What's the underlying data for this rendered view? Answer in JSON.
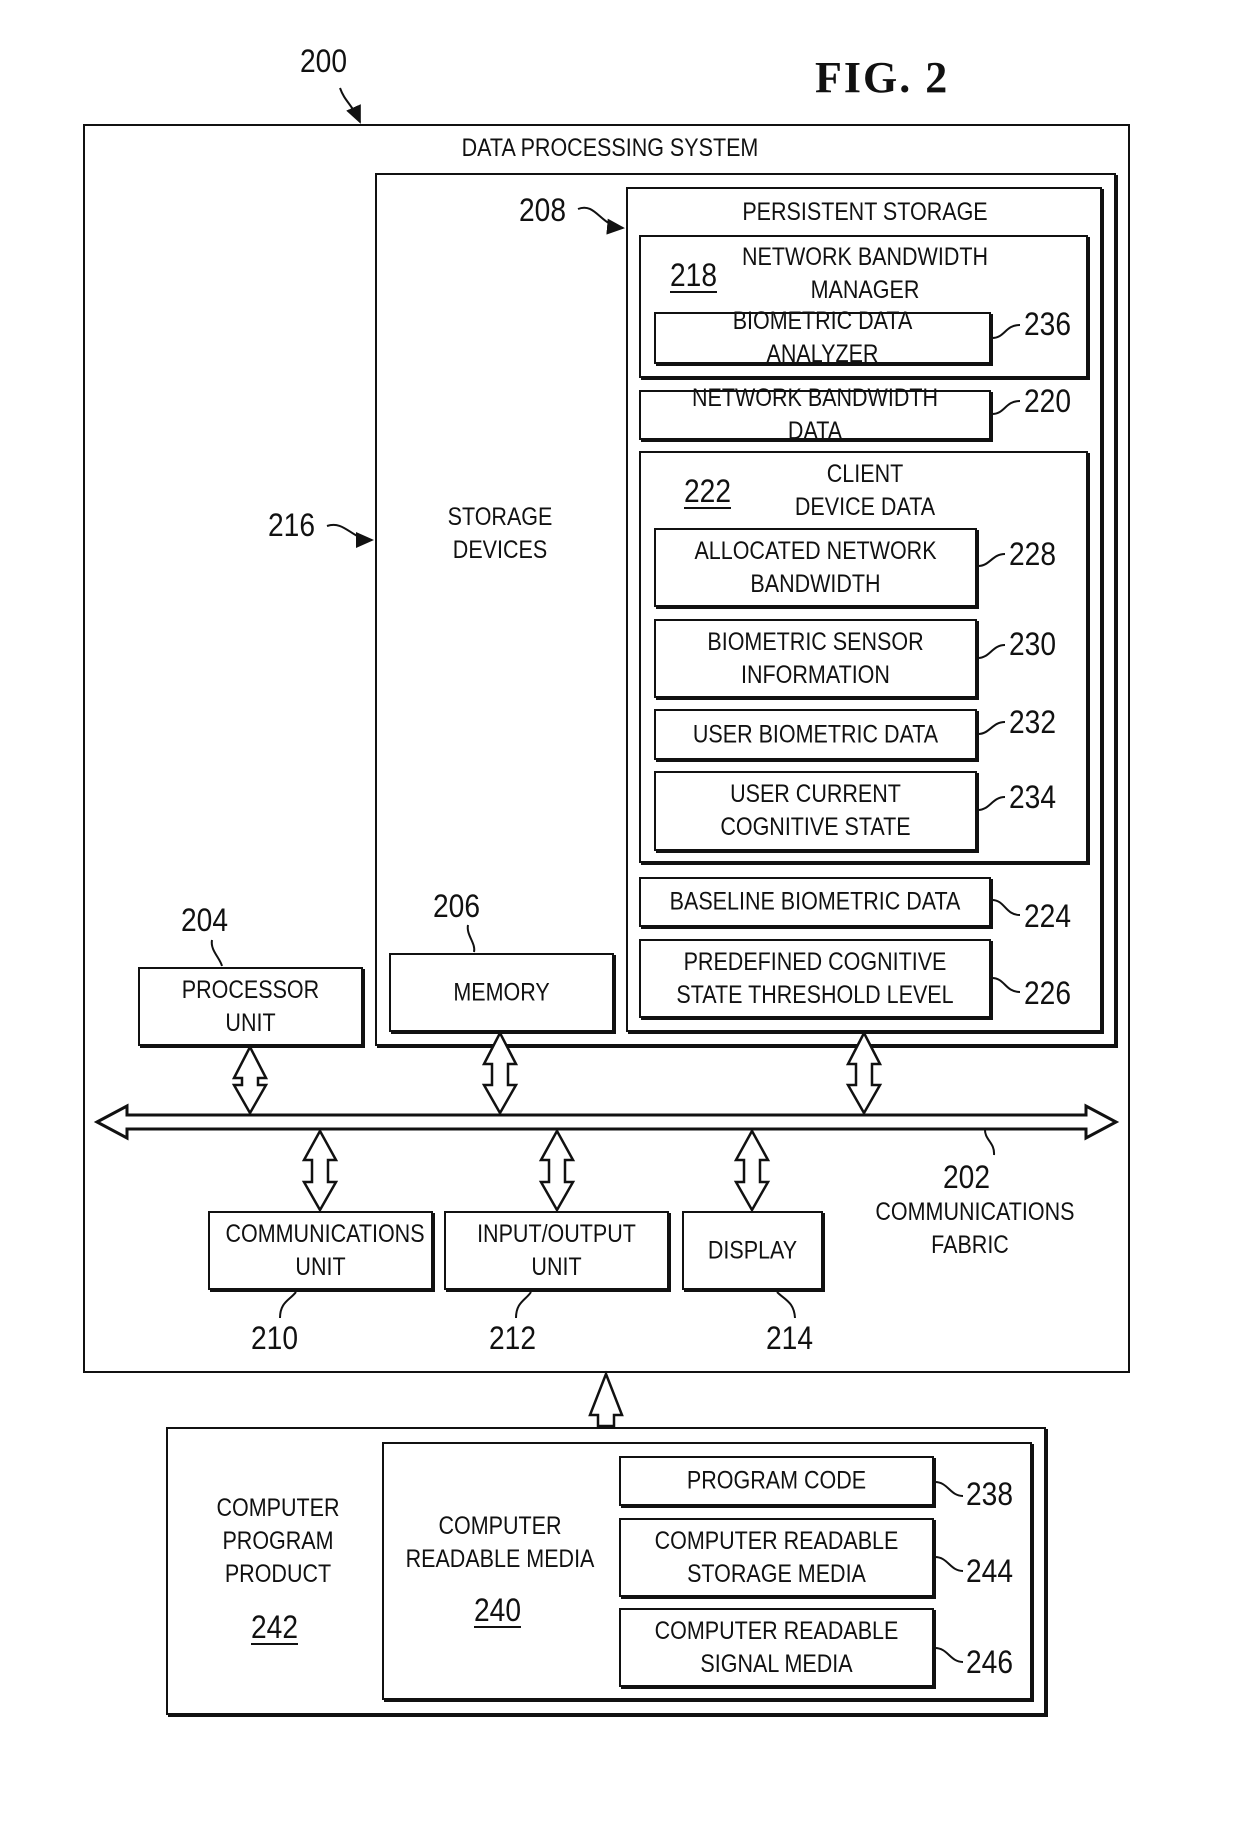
{
  "figure": {
    "title": "FIG. 2",
    "ref_main": "200"
  },
  "data_processing_system": {
    "title": "DATA PROCESSING SYSTEM",
    "storage_devices": {
      "label": "STORAGE\nDEVICES",
      "ref": "216"
    },
    "persistent_storage": {
      "label": "PERSISTENT STORAGE",
      "ref": "208"
    },
    "network_bandwidth_manager": {
      "label": "NETWORK BANDWIDTH\nMANAGER",
      "ref": "218",
      "biometric_data_analyzer": {
        "label": "BIOMETRIC DATA ANALYZER",
        "ref": "236"
      }
    },
    "network_bandwidth_data": {
      "label": "NETWORK BANDWIDTH DATA",
      "ref": "220"
    },
    "client_device_data": {
      "label": "CLIENT\nDEVICE DATA",
      "ref": "222",
      "items": [
        {
          "label": "ALLOCATED NETWORK\nBANDWIDTH",
          "ref": "228"
        },
        {
          "label": "BIOMETRIC SENSOR\nINFORMATION",
          "ref": "230"
        },
        {
          "label": "USER BIOMETRIC DATA",
          "ref": "232"
        },
        {
          "label": "USER CURRENT\nCOGNITIVE STATE",
          "ref": "234"
        }
      ]
    },
    "baseline_biometric_data": {
      "label": "BASELINE BIOMETRIC DATA",
      "ref": "224"
    },
    "predefined_threshold": {
      "label": "PREDEFINED COGNITIVE\nSTATE THRESHOLD LEVEL",
      "ref": "226"
    },
    "processor_unit": {
      "label": "PROCESSOR UNIT",
      "ref": "204"
    },
    "memory": {
      "label": "MEMORY",
      "ref": "206"
    },
    "communications_fabric": {
      "label": "COMMUNICATIONS\nFABRIC",
      "ref": "202"
    },
    "communications_unit": {
      "label": "COMMUNICATIONS\nUNIT",
      "ref": "210"
    },
    "input_output_unit": {
      "label": "INPUT/OUTPUT\nUNIT",
      "ref": "212"
    },
    "display": {
      "label": "DISPLAY",
      "ref": "214"
    }
  },
  "computer_program_product": {
    "label": "COMPUTER\nPROGRAM\nPRODUCT",
    "ref": "242",
    "computer_readable_media": {
      "label": "COMPUTER\nREADABLE MEDIA",
      "ref": "240",
      "items": [
        {
          "label": "PROGRAM CODE",
          "ref": "238"
        },
        {
          "label": "COMPUTER READABLE\nSTORAGE MEDIA",
          "ref": "244"
        },
        {
          "label": "COMPUTER READABLE\nSIGNAL MEDIA",
          "ref": "246"
        }
      ]
    }
  }
}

● ● ● ● ●

▶ _Given task_: Count the lines in the records above that hold the word "nUNIT", and give only that number.

▶ _Exercise solution_: 2